◆ WHAT THE EXERCISE ASKS
Print verbatim the lines of the records below, from the line containing "Enumerate the UI" through the line containing "- bar-segment-label: 7,873: [1762, 755, 1827, 784]", including both, and nothing else.

──────── DATA FOR PROCESSING ────────

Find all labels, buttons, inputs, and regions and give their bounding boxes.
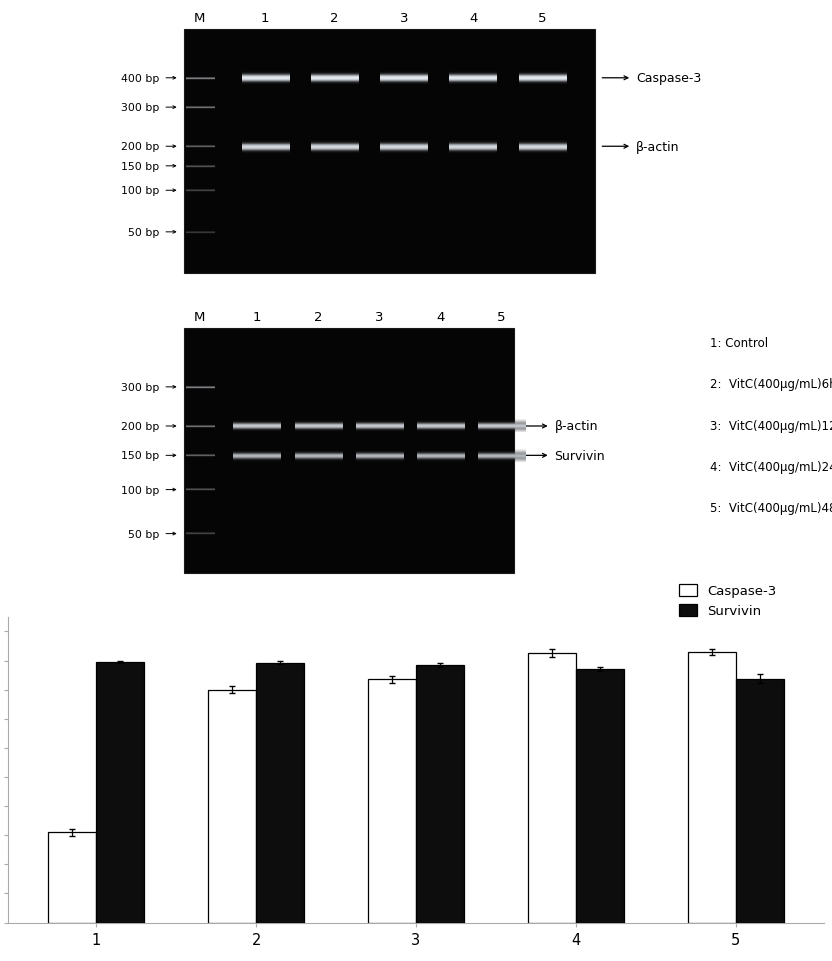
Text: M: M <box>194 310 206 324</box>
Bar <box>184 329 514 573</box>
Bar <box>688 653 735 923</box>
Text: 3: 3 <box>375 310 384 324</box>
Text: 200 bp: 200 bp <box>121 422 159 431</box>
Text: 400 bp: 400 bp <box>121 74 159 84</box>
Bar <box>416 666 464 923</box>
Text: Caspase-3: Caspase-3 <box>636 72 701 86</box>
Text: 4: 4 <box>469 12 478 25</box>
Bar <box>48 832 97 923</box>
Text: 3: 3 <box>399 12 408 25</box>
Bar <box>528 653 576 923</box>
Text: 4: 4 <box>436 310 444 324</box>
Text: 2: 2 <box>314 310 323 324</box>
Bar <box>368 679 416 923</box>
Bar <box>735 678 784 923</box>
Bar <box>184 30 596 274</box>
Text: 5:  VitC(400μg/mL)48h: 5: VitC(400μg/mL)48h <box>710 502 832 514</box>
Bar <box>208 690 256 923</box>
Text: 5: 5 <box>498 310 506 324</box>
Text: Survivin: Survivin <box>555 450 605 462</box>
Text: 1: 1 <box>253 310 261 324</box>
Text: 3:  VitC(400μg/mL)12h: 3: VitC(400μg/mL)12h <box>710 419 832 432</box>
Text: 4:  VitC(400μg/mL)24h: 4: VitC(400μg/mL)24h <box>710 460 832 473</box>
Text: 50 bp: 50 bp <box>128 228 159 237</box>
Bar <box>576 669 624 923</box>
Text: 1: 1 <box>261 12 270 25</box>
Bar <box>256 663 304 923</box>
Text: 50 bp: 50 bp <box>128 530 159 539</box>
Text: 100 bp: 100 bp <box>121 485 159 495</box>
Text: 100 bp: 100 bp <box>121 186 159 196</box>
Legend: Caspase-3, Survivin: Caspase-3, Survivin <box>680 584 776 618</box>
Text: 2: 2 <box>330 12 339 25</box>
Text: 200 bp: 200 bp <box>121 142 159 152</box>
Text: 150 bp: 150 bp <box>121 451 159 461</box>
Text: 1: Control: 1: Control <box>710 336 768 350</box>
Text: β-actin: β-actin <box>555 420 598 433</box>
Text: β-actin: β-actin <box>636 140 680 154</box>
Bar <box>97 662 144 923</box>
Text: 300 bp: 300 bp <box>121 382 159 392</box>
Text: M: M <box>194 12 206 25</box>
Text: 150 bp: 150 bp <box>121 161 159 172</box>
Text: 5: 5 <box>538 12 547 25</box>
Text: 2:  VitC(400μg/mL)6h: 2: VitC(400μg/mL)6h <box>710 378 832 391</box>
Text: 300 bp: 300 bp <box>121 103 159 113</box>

────────
──────── DATA FOR PROCESSING ────────

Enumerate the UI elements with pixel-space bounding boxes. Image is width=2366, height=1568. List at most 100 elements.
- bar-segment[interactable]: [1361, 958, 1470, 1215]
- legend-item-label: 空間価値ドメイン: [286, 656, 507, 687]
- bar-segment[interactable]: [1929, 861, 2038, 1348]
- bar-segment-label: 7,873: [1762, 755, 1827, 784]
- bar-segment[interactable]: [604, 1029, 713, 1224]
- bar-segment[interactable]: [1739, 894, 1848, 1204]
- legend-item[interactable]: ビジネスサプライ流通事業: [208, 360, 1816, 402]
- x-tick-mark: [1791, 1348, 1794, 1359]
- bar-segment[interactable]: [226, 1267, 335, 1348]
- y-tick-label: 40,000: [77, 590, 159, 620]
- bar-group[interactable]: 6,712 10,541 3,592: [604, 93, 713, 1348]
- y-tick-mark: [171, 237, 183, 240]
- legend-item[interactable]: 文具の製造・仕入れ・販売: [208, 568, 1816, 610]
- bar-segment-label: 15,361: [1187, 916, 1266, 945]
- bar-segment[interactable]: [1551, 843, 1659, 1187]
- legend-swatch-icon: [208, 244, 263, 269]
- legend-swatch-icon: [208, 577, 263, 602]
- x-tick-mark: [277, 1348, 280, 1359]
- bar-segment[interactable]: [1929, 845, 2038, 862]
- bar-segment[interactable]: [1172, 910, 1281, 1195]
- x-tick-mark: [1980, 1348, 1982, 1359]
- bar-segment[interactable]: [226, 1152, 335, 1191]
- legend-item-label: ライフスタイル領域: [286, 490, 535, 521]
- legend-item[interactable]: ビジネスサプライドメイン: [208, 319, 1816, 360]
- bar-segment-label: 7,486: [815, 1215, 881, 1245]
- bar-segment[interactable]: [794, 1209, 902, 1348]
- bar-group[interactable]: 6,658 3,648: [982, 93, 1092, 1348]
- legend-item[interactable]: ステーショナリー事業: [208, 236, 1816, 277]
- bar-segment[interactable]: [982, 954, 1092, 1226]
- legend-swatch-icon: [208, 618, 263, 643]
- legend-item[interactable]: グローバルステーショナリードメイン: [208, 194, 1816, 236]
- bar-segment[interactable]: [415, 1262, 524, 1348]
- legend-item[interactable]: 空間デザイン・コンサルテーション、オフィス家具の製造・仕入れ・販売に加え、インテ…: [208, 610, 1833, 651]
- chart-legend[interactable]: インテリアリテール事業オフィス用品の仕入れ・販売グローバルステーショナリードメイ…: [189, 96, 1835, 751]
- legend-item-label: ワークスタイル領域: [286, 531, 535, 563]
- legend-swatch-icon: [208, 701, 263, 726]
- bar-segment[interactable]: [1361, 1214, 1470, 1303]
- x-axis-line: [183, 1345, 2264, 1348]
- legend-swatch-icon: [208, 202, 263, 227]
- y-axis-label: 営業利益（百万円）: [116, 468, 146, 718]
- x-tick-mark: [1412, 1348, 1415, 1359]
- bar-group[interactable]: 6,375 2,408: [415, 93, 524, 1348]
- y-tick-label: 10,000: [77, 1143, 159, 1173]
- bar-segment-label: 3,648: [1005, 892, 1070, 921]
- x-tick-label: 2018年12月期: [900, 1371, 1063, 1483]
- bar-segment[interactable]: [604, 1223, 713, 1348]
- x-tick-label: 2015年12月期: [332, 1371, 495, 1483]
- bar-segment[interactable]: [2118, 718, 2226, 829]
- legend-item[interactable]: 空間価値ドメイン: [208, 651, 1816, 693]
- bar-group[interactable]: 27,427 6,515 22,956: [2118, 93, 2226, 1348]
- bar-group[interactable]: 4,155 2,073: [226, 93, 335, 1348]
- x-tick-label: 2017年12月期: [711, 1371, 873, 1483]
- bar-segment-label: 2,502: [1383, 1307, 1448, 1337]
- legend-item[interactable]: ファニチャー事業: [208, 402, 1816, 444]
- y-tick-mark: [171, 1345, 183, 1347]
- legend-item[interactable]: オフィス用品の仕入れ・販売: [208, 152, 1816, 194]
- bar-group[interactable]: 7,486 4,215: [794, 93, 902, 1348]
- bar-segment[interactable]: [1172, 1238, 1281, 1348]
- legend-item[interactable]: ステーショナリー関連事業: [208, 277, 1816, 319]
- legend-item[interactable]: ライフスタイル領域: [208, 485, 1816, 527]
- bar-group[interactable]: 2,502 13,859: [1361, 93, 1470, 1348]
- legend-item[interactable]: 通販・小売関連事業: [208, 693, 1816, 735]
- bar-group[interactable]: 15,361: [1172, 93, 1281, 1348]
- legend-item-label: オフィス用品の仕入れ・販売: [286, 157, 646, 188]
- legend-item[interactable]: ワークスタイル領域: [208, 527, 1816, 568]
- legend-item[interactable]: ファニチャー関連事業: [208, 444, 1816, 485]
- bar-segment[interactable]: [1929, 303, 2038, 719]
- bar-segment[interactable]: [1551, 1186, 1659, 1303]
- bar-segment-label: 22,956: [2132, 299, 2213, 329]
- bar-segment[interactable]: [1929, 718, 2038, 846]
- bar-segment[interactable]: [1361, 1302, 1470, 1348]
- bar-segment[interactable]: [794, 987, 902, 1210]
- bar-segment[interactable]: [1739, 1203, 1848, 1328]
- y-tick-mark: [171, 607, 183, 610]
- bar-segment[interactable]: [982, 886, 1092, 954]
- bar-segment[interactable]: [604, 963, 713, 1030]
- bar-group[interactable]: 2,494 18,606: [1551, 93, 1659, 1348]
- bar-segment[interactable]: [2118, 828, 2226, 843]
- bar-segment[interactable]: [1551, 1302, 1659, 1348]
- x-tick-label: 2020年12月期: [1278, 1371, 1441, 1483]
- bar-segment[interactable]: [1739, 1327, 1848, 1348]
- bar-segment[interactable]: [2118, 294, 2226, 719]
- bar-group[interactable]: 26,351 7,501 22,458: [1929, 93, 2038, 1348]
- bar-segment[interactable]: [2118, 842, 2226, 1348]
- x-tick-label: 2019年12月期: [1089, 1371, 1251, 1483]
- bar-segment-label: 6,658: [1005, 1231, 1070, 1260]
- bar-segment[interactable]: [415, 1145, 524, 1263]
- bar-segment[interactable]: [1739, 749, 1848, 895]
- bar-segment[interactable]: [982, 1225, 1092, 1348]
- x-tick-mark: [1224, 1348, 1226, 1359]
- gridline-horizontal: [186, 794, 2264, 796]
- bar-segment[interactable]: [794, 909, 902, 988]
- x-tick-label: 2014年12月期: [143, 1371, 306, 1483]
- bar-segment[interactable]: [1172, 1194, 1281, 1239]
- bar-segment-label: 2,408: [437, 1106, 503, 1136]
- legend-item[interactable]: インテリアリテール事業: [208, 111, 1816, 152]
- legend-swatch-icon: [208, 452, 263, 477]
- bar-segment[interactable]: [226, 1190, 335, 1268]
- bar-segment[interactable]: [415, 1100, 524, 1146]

────────

◆ CORRECT RESPONSE
Enumerate the UI elements with pixel-space bounding boxes. Image is width=2366, height=1568. List at most 100 elements.
- bar-segment[interactable]: [1361, 958, 1470, 1215]
- legend-item-label: 空間価値ドメイン: [286, 656, 507, 687]
- bar-segment[interactable]: [1929, 861, 2038, 1348]
- bar-segment-label: 7,873: [1762, 755, 1827, 784]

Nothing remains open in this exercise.